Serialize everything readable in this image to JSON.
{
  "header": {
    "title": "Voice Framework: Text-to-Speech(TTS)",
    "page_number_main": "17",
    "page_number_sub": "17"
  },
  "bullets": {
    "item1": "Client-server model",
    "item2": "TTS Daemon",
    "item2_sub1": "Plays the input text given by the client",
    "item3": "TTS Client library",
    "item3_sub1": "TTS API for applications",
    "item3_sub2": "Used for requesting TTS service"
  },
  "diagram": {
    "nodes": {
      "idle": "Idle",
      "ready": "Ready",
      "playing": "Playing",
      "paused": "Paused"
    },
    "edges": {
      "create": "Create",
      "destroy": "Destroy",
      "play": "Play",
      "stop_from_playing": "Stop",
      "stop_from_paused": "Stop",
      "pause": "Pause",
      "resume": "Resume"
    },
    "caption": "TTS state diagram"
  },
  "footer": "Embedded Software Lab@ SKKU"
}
======
- [WHAT YOU HAVE TO DO]:
Identify each line containing the string "Stop" and copy it out.

- [SOLUTION FOR THIS TASK]:
      "stop_from_playing": "Stop",
      "stop_from_paused": "Stop",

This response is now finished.